All entries must be repeated exactly; do not include the pictures.
Begin Data excerpts
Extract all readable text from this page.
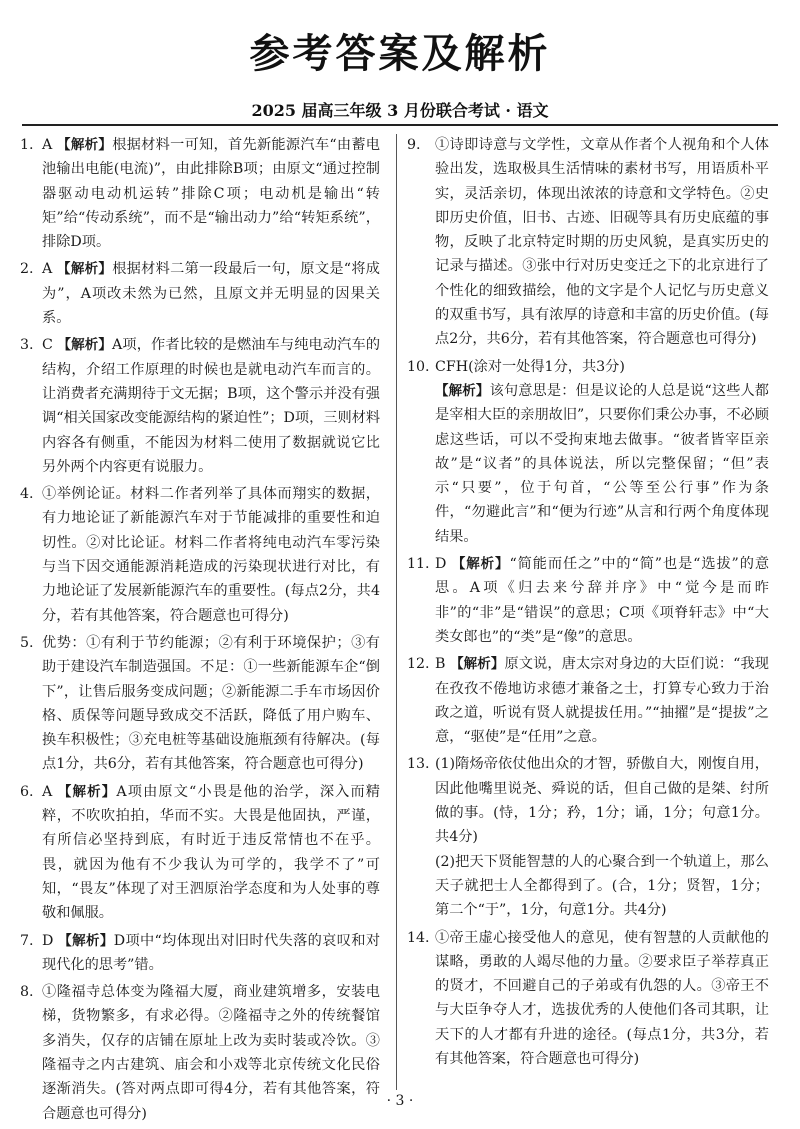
参考答案及解析
2025 届高三年级 3 月份联合考试 · 语文
1. A 【解析】根据材料一可知，首先新能源汽车“由蓄电池输出电能(电流)”，由此排除B项；由原文“通过控制器驱动电动机运转”排除C项；电动机是输出“转矩”给“传动系统”，而不是“输出动力”给“转矩系统”，排除D项。
2. A 【解析】根据材料二第一段最后一句，原文是“将成为”，A项改未然为已然，且原文并无明显的因果关系。
3. C 【解析】A项，作者比较的是燃油车与纯电动汽车的结构，介绍工作原理的时候也是就电动汽车而言的。让消费者充满期待于文无据；B项，这个警示并没有强调“相关国家改变能源结构的紧迫性”；D项，三则材料内容各有侧重，不能因为材料二使用了数据就说它比另外两个内容更有说服力。
4. ①举例论证。材料二作者列举了具体而翔实的数据，有力地论证了新能源汽车对于节能减排的重要性和迫切性。②对比论证。材料二作者将纯电动汽车零污染与当下因交通能源消耗造成的污染现状进行对比，有力地论证了发展新能源汽车的重要性。(每点2分，共4分，若有其他答案，符合题意也可得分)
5. 优势：①有利于节约能源；②有利于环境保护；③有助于建设汽车制造强国。不足：①一些新能源车企“倒下”，让售后服务变成问题；②新能源二手车市场因价格、质保等问题导致成交不活跃，降低了用户购车、换车积极性；③充电桩等基础设施瓶颈有待解决。(每点1分，共6分，若有其他答案，符合题意也可得分)
6. A 【解析】A项由原文“小畏是他的治学，深入而精粹，不吹吹拍拍，华而不实。大畏是他固执，严谨，有所信必坚持到底，有时近于违反常情也不在乎。畏，就因为他有不少我认为可学的，我学不了”可知，“畏友”体现了对王泗原治学态度和为人处事的尊敬和佩服。
7. D 【解析】D项中“均体现出对旧时代失落的哀叹和对现代化的思考”错。
8. ①隆福寺总体变为隆福大厦，商业建筑增多，安装电梯，货物繁多，有求必得。②隆福寺之外的传统餐馆多消失，仅存的店铺在原址上改为卖时装或冷饮。③隆福寺之内古建筑、庙会和小戏等北京传统文化民俗逐渐消失。(答对两点即可得4分，若有其他答案，符合题意也可得分)
9.	①诗即诗意与文学性，文章从作者个人视角和个人体验出发，选取极具生活情味的素材书写，用语质朴平实，灵活亲切，体现出浓浓的诗意和文学特色。②史即历史价值，旧书、古迹、旧砚等具有历史底蕴的事物，反映了北京特定时期的历史风貌，是真实历史的记录与描述。③张中行对历史变迁之下的北京进行了个性化的细致描绘，他的文字是个人记忆与历史意义的双重书写，具有浓厚的诗意和丰富的历史价值。(每点2分，共6分，若有其他答案，符合题意也可得分)
10. CFH(涂对一处得1分，共3分)
【解析】该句意思是：但是议论的人总是说“这些人都是宰相大臣的亲朋故旧”，只要你们秉公办事，不必顾虑这些话，可以不受拘束地去做事。“彼者皆宰臣亲故”是“议者”的具体说法，所以完整保留；“但”表示“只要”，位于句首，“公等至公行事”作为条件，“勿避此言”和“便为行迹”从言和行两个角度体现结果。
11. D 【解析】“简能而任之”中的“简”也是“选拔”的意思。A项《归去来兮辞并序》中“觉今是而昨非”的“非”是“错误”的意思；C项《项脊轩志》中“大类女郎也”的“类”是“像”的意思。
12. B 【解析】原文说，唐太宗对身边的大臣们说：“我现在孜孜不倦地访求德才兼备之士，打算专心致力于治政之道，听说有贤人就提拔任用。”“抽擢”是“提拔”之意，“驱使”是“任用”之意。
13. (1)隋炀帝依仗他出众的才智，骄傲自大，刚愎自用，因此他嘴里说尧、舜说的话，但自己做的是桀、纣所做的事。(恃，1分；矜，1分；诵，1分；句意1分。共4分)
(2)把天下贤能智慧的人的心聚合到一个轨道上，那么天子就把士人全都得到了。(合，1分；贤智，1分；第二个“于”，1分，句意1分。共4分)
14. ①帝王虚心接受他人的意见，使有智慧的人贡献他的谋略，勇敢的人竭尽他的力量。②要求臣子举荐真正的贤才，不回避自己的子弟或有仇怨的人。③帝王不与大臣争夺人才，选拔优秀的人使他们各司其职，让天下的人才都有升进的途径。(每点1分，共3分，若有其他答案，符合题意也可得分)
· 3 ·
End Data excerpts
- **Result of this task**
Extract all readable text from this page.
参考答案及解析
2025 届高三年级 3 月份联合考试 · 语文
1. A 【解析】根据材料一可知，首先新能源汽车“由蓄电池输出电能(电流)”，由此排除B项；由原文“通过控制器驱动电动机运转”排除C项；电动机是输出“转矩”给“传动系统”，而不是“输出动力”给“转矩系统”，排除D项。
2. A 【解析】根据材料二第一段最后一句，原文是“将成为”，A项改未然为已然，且原文并无明显的因果关系。
3. C 【解析】A项，作者比较的是燃油车与纯电动汽车的结构，介绍工作原理的时候也是就电动汽车而言的。让消费者充满期待于文无据；B项，这个警示并没有强调“相关国家改变能源结构的紧迫性”；D项，三则材料内容各有侧重，不能因为材料二使用了数据就说它比另外两个内容更有说服力。
4. ①举例论证。材料二作者列举了具体而翔实的数据，有力地论证了新能源汽车对于节能减排的重要性和迫切性。②对比论证。材料二作者将纯电动汽车零污染与当下因交通能源消耗造成的污染现状进行对比，有力地论证了发展新能源汽车的重要性。(每点2分，共4分，若有其他答案，符合题意也可得分)
5. 优势：①有利于节约能源；②有利于环境保护；③有助于建设汽车制造强国。不足：①一些新能源车企“倒下”，让售后服务变成问题；②新能源二手车市场因价格、质保等问题导致成交不活跃，降低了用户购车、换车积极性；③充电桩等基础设施瓶颈有待解决。(每点1分，共6分，若有其他答案，符合题意也可得分)
6. A 【解析】A项由原文“小畏是他的治学，深入而精粹，不吹吹拍拍，华而不实。大畏是他固执，严谨，有所信必坚持到底，有时近于违反常情也不在乎。畏，就因为他有不少我认为可学的，我学不了”可知，“畏友”体现了对王泗原治学态度和为人处事的尊敬和佩服。
7. D 【解析】D项中“均体现出对旧时代失落的哀叹和对现代化的思考”错。
8. ①隆福寺总体变为隆福大厦，商业建筑增多，安装电梯，货物繁多，有求必得。②隆福寺之外的传统餐馆多消失，仅存的店铺在原址上改为卖时装或冷饮。③隆福寺之内古建筑、庙会和小戏等北京传统文化民俗逐渐消失。(答对两点即可得4分，若有其他答案，符合题意也可得分)
9.	①诗即诗意与文学性，文章从作者个人视角和个人体验出发，选取极具生活情味的素材书写，用语质朴平实，灵活亲切，体现出浓浓的诗意和文学特色。②史即历史价值，旧书、古迹、旧砚等具有历史底蕴的事物，反映了北京特定时期的历史风貌，是真实历史的记录与描述。③张中行对历史变迁之下的北京进行了个性化的细致描绘，他的文字是个人记忆与历史意义的双重书写，具有浓厚的诗意和丰富的历史价值。(每点2分，共6分，若有其他答案，符合题意也可得分)
10. CFH(涂对一处得1分，共3分)
【解析】该句意思是：但是议论的人总是说“这些人都是宰相大臣的亲朋故旧”，只要你们秉公办事，不必顾虑这些话，可以不受拘束地去做事。“彼者皆宰臣亲故”是“议者”的具体说法，所以完整保留；“但”表示“只要”，位于句首，“公等至公行事”作为条件，“勿避此言”和“便为行迹”从言和行两个角度体现结果。
11. D 【解析】“简能而任之”中的“简”也是“选拔”的意思。A项《归去来兮辞并序》中“觉今是而昨非”的“非”是“错误”的意思；C项《项脊轩志》中“大类女郎也”的“类”是“像”的意思。
12. B 【解析】原文说，唐太宗对身边的大臣们说：“我现在孜孜不倦地访求德才兼备之士，打算专心致力于治政之道，听说有贤人就提拔任用。”“抽擢”是“提拔”之意，“驱使”是“任用”之意。
13. (1)隋炀帝依仗他出众的才智，骄傲自大，刚愎自用，因此他嘴里说尧、舜说的话，但自己做的是桀、纣所做的事。(恃，1分；矜，1分；诵，1分；句意1分。共4分)
(2)把天下贤能智慧的人的心聚合到一个轨道上，那么天子就把士人全都得到了。(合，1分；贤智，1分；第二个“于”，1分，句意1分。共4分)
14. ①帝王虚心接受他人的意见，使有智慧的人贡献他的谋略，勇敢的人竭尽他的力量。②要求臣子举荐真正的贤才，不回避自己的子弟或有仇怨的人。③帝王不与大臣争夺人才，选拔优秀的人使他们各司其职，让天下的人才都有升进的途径。(每点1分，共3分，若有其他答案，符合题意也可得分)
· 3 ·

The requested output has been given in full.